Nobody Will Ever Know

The weekend couldn’t come quick enough for me and seemed such a long week until it finally arrived. Saturday I woke with a feeling of knowing exactly what I wanted to do, but I didn’t really want to do it. It was going to be messy, it was going to hurt and it would never be seen. But that is the nature of restoration that I have learned so very quickly. The job in question was removing Waxoyl from inside the car roof. As you may or may not know, I had fun and games removing it from the floor pans before I treated them with POR15 paint. This time it was above me and I wasn’t too sure how I was going to attack it. Red Bull drinks were lined up and snacks were lined up like little toy soldiers on my Blue Point work cart, I knew what was coming. Plan A; was to rub the wax off with a bunch of rags and degreasant, I tried but I only seemed to spread it about and not remove it fully. Plan B; drink Red Bull and find a scraper while eating a snack. This gave the poor ol’ bloke arm muscles time to recover from half an hour of what seemed like somebody setting fire to them, they were burning that much. The man cave has lots of things that I have stored, (not hoarded – Stored) to choose from. I found all sorts of flexible implements that I could try and felt rather pleased with myself walking back to the garage. Trials were undertaken for the best tool. First was a plastic separator for a tool compartment – that was too soft, but would make an excellent filler spreader tool. (Note made to self at this point, for a small spreader use this bit of plastic). Secondly I had a silicon sealer remover, this was OK but too small and hurt the hands due to the funny angles on it. Thirdly I had a pallet knife that was good but again to small and too stiff and dug into the metal on more pronounced curves as it was sharp. The winner was an old filling knife I used for decorating, it was flexible and formed to the very slight curves of the roof, it didn’t dig into the metal and scraped of a good amount each time.
========================================================================
--- Aim of the exercise ---
Please carry on the account above of scraping Waxoyl from inside the car roof, starting right after its last sentence.

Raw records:
========================================================================
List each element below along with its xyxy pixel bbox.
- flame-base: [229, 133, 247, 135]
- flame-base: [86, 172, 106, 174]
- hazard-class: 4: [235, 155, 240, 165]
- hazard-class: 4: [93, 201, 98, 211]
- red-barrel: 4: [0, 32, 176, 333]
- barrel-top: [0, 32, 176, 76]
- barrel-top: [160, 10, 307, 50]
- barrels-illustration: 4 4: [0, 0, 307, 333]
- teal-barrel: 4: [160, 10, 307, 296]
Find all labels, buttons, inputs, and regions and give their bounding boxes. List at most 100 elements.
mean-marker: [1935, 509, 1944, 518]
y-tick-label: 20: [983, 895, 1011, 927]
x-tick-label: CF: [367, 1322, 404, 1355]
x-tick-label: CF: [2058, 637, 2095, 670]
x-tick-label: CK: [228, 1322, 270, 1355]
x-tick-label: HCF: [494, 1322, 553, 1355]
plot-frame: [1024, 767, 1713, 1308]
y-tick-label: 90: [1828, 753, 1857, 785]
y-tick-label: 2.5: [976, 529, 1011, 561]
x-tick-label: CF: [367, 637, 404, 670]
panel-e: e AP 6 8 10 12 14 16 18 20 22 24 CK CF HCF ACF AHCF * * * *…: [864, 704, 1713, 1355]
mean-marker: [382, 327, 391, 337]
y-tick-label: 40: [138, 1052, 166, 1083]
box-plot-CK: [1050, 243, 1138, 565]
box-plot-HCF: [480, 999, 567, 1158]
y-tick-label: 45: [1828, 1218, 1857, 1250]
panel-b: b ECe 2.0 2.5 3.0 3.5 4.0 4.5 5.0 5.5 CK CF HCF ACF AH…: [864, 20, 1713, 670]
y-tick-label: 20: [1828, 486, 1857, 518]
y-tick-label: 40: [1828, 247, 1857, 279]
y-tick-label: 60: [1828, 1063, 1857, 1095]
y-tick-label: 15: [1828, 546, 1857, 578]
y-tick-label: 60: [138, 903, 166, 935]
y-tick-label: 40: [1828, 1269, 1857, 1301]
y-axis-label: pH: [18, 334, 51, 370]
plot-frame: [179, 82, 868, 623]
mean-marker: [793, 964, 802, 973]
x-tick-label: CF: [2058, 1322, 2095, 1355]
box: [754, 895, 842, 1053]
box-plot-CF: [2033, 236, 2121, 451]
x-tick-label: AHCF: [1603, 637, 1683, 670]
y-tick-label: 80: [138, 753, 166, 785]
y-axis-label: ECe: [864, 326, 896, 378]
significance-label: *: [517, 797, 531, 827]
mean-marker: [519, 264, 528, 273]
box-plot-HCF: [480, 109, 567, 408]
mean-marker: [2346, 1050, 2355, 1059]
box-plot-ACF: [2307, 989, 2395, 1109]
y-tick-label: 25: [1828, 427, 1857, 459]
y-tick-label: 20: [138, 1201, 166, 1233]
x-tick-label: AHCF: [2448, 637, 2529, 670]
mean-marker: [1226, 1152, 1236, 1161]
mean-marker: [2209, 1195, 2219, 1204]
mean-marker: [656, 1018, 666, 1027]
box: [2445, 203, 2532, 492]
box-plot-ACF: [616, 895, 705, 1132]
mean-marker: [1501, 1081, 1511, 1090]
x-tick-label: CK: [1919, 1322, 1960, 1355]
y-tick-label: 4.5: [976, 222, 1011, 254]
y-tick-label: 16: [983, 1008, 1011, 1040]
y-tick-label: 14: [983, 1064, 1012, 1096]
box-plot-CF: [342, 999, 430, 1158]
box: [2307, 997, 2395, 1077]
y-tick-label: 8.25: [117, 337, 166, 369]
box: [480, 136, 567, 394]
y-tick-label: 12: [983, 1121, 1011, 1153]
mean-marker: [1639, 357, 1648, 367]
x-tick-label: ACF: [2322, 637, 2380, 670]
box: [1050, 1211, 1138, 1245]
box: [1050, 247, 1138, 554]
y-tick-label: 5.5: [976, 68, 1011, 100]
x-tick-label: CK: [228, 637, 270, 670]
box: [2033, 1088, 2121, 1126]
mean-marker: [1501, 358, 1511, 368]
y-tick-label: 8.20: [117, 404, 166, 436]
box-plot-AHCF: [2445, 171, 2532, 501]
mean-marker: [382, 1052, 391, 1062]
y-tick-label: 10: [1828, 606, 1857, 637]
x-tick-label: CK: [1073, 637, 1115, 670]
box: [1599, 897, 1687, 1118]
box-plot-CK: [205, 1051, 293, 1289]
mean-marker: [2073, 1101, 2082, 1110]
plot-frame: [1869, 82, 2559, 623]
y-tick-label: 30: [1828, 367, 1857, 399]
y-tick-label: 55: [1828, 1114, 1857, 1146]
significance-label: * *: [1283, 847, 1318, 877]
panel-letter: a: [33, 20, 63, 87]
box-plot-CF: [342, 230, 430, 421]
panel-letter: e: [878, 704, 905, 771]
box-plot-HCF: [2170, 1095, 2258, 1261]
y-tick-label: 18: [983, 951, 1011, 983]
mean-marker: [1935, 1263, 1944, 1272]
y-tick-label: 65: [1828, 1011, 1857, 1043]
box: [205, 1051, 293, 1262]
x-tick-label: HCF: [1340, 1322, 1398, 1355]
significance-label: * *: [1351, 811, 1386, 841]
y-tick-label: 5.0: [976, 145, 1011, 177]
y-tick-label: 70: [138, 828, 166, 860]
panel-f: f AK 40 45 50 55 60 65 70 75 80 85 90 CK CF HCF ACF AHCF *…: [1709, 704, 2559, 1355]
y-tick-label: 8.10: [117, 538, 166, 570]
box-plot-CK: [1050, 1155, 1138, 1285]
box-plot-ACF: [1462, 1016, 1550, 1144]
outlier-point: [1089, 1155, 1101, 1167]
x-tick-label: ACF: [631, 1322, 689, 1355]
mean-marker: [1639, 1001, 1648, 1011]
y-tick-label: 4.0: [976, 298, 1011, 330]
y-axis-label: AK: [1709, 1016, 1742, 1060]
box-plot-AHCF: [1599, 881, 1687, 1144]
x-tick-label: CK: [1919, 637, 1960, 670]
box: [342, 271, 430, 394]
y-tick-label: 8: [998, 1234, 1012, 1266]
========================================================================
--- Written answer ---
roof4

I started from the back to the front and the flex of the blade followed the roof well. The whole process was messy as the skin grafts of wax were raining down on me and went everywhere. At the start of the work you can see the roof under the wax which wasn’t pretty but it worried me a bit as it looked rust coloured, so I wanted to protect it best the best way possible. I took a photo of half the roof done for a comparison with and without the Waxoyl to show what it was hiding.

The mess was unbelievable and the old towels I had put down were not enough to cope with the mess. The side pillars at the rear were also cleaned up but were going to get a slightly different process. Snacks were consumed and a fair amount of water taken into the system. Arms are now aching beyond belief.

Once the roof was stripped of the wax I had to degrease it with the strongest mixture of POR Marine Clean  I could mix up on 1:1 basis. This cut through the grease and left a very clean surface after a couple of treatments. this was left to dry thoroughly.

I used a full tin of Rust Prevention paint (picture on the process page, or click here) as this time as there was no real rust to be fair. The paint required two thin coats within ten minutes of each other. They looked a little patchy when drying but the end results was amazingly smooth and consistent to a whitish grey in colour.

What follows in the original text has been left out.